- _WHAT TO PRODUCE_: Please print the full listing exactly.

- _MATERIAL PROVIDED_:
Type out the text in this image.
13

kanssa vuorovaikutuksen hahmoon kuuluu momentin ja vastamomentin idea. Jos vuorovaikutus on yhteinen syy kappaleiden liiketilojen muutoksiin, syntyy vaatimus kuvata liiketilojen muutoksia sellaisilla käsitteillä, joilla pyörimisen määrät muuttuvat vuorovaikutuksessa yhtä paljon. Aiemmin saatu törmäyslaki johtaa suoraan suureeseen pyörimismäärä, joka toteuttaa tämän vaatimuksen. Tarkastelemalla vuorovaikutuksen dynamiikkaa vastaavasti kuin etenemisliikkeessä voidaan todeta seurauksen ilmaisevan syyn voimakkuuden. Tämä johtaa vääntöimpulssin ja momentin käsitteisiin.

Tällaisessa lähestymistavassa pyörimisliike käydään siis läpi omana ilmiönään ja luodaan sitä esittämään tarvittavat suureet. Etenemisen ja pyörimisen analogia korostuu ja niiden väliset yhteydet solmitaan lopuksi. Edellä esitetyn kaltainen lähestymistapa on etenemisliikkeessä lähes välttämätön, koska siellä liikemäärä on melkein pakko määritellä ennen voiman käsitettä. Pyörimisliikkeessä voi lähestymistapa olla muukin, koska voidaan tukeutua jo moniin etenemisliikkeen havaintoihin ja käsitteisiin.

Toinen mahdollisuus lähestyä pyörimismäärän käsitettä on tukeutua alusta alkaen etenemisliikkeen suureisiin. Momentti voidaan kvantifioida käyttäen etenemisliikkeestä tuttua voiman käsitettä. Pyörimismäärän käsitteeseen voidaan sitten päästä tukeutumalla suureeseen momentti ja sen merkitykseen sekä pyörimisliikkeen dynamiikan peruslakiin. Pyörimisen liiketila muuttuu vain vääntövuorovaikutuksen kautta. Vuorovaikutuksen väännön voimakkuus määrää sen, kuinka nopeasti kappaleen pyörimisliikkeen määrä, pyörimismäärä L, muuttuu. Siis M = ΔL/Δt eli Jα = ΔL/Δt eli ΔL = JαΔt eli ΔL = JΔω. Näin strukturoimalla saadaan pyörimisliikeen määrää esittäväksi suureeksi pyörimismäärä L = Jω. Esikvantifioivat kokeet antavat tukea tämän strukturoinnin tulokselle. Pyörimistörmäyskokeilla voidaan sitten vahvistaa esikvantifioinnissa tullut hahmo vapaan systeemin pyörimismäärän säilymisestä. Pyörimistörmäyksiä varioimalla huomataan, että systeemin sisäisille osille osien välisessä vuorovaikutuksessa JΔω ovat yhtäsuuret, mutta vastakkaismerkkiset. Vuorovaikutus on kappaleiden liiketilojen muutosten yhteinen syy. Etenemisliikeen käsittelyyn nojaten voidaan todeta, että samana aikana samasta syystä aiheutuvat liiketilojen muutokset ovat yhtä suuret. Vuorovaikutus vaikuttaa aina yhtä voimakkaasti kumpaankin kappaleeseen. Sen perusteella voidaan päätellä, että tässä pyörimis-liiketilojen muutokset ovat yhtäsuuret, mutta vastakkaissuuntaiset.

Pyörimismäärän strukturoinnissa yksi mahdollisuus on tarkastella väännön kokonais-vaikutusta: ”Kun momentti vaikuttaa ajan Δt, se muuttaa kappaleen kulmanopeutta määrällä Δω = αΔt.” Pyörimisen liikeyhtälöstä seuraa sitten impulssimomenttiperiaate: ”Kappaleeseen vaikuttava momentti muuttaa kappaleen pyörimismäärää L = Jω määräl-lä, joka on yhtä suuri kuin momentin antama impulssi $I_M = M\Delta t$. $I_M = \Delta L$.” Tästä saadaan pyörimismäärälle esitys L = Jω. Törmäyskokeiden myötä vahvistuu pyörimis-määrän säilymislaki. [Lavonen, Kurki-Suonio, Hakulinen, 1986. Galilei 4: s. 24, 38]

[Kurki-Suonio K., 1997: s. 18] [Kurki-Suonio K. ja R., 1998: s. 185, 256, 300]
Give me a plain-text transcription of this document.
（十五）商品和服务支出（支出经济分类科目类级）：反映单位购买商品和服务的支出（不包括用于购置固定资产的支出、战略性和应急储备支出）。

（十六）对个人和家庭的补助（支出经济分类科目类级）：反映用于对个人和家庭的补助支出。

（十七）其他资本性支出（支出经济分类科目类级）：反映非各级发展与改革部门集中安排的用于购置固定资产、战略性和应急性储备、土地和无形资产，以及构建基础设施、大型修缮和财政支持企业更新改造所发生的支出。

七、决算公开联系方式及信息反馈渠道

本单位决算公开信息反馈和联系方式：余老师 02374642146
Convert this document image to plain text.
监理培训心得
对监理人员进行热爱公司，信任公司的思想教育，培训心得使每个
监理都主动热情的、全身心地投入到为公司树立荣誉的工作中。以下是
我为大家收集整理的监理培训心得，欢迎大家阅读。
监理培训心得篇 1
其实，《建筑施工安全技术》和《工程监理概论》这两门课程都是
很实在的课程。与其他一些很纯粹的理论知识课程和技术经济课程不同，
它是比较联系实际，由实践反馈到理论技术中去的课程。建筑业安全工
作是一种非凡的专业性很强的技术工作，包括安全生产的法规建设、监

- _RESULT OF THIS TASK_:
Type out the text in this image.
13

kanssa vuorovaikutuksen hahmoon kuuluu momentin ja vastamomentin idea. Jos vuorovaikutus on yhteinen syy kappaleiden liiketilojen muutoksiin, syntyy vaatimus kuvata liiketilojen muutoksia sellaisilla käsitteillä, joilla pyörimisen määrät muuttuvat vuorovaikutuksessa yhtä paljon. Aiemmin saatu törmäyslaki johtaa suoraan suureeseen pyörimismäärä, joka toteuttaa tämän vaatimuksen. Tarkastelemalla vuorovaikutuksen dynamiikkaa vastaavasti kuin etenemisliikkeessä voidaan todeta seurauksen ilmaisevan syyn voimakkuuden. Tämä johtaa vääntöimpulssin ja momentin käsitteisiin.

Tällaisessa lähestymistavassa pyörimisliike käydään siis läpi omana ilmiönään ja luodaan sitä esittämään tarvittavat suureet. Etenemisen ja pyörimisen analogia korostuu ja niiden väliset yhteydet solmitaan lopuksi. Edellä esitetyn kaltainen lähestymistapa on etenemisliikkeessä lähes välttämätön, koska siellä liikemäärä on melkein pakko määritellä ennen voiman käsitettä. Pyörimisliikkeessä voi lähestymistapa olla muukin, koska voidaan tukeutua jo moniin etenemisliikkeen havaintoihin ja käsitteisiin.

Toinen mahdollisuus lähestyä pyörimismäärän käsitettä on tukeutua alusta alkaen etenemisliikkeen suureisiin. Momentti voidaan kvantifioida käyttäen etenemisliikkeestä tuttua voiman käsitettä. Pyörimismäärän käsitteeseen voidaan sitten päästä tukeutumalla suureeseen momentti ja sen merkitykseen sekä pyörimisliikkeen dynamiikan peruslakiin. Pyörimisen liiketila muuttuu vain vääntövuorovaikutuksen kautta. Vuorovaikutuksen väännön voimakkuus määrää sen, kuinka nopeasti kappaleen pyörimisliikkeen määrä, pyörimismäärä L, muuttuu. Siis M = ΔL/Δt eli Jα = ΔL/Δt eli ΔL = JαΔt eli ΔL = JΔω. Näin strukturoimalla saadaan pyörimisliikeen määrää esittäväksi suureeksi pyörimismäärä L = Jω. Esikvantifioivat kokeet antavat tukea tämän strukturoinnin tulokselle. Pyörimistörmäyskokeilla voidaan sitten vahvistaa esikvantifioinnissa tullut hahmo vapaan systeemin pyörimismäärän säilymisestä. Pyörimistörmäyksiä varioimalla huomataan, että systeemin sisäisille osille osien välisessä vuorovaikutuksessa JΔω ovat yhtäsuuret, mutta vastakkaismerkkiset. Vuorovaikutus on kappaleiden liiketilojen muutosten yhteinen syy. Etenemisliikeen käsittelyyn nojaten voidaan todeta, että samana aikana samasta syystä aiheutuvat liiketilojen muutokset ovat yhtä suuret. Vuorovaikutus vaikuttaa aina yhtä voimakkaasti kumpaankin kappaleeseen. Sen perusteella voidaan päätellä, että tässä pyörimis-liiketilojen muutokset ovat yhtäsuuret, mutta vastakkaissuuntaiset.

Pyörimismäärän strukturoinnissa yksi mahdollisuus on tarkastella väännön kokonais-vaikutusta: ”Kun momentti vaikuttaa ajan Δt, se muuttaa kappaleen kulmanopeutta määrällä Δω = αΔt.” Pyörimisen liikeyhtälöstä seuraa sitten impulssimomenttiperiaate: ”Kappaleeseen vaikuttava momentti muuttaa kappaleen pyörimismäärää L = Jω määräl-lä, joka on yhtä suuri kuin momentin antama impulssi $I_M = M\Delta t$. $I_M = \Delta L$.” Tästä saadaan pyörimismäärälle esitys L = Jω. Törmäyskokeiden myötä vahvistuu pyörimis-määrän säilymislaki. [Lavonen, Kurki-Suonio, Hakulinen, 1986. Galilei 4: s. 24, 38]

[Kurki-Suonio K., 1997: s. 18] [Kurki-Suonio K. ja R., 1998: s. 185, 256, 300]
Give me a plain-text transcription of this document.
（十五）商品和服务支出（支出经济分类科目类级）：反映单位购买商品和服务的支出（不包括用于购置固定资产的支出、战略性和应急储备支出）。

（十六）对个人和家庭的补助（支出经济分类科目类级）：反映用于对个人和家庭的补助支出。

（十七）其他资本性支出（支出经济分类科目类级）：反映非各级发展与改革部门集中安排的用于购置固定资产、战略性和应急性储备、土地和无形资产，以及构建基础设施、大型修缮和财政支持企业更新改造所发生的支出。

七、决算公开联系方式及信息反馈渠道

本单位决算公开信息反馈和联系方式：余老师 02374642146
Convert this document image to plain text.
监理培训心得
对监理人员进行热爱公司，信任公司的思想教育，培训心得使每个
监理都主动热情的、全身心地投入到为公司树立荣誉的工作中。以下是
我为大家收集整理的监理培训心得，欢迎大家阅读。
监理培训心得篇 1
其实，《建筑施工安全技术》和《工程监理概论》这两门课程都是
很实在的课程。与其他一些很纯粹的理论知识课程和技术经济课程不同，
它是比较联系实际，由实践反馈到理论技术中去的课程。建筑业安全工
作是一种非凡的专业性很强的技术工作，包括安全生产的法规建设、监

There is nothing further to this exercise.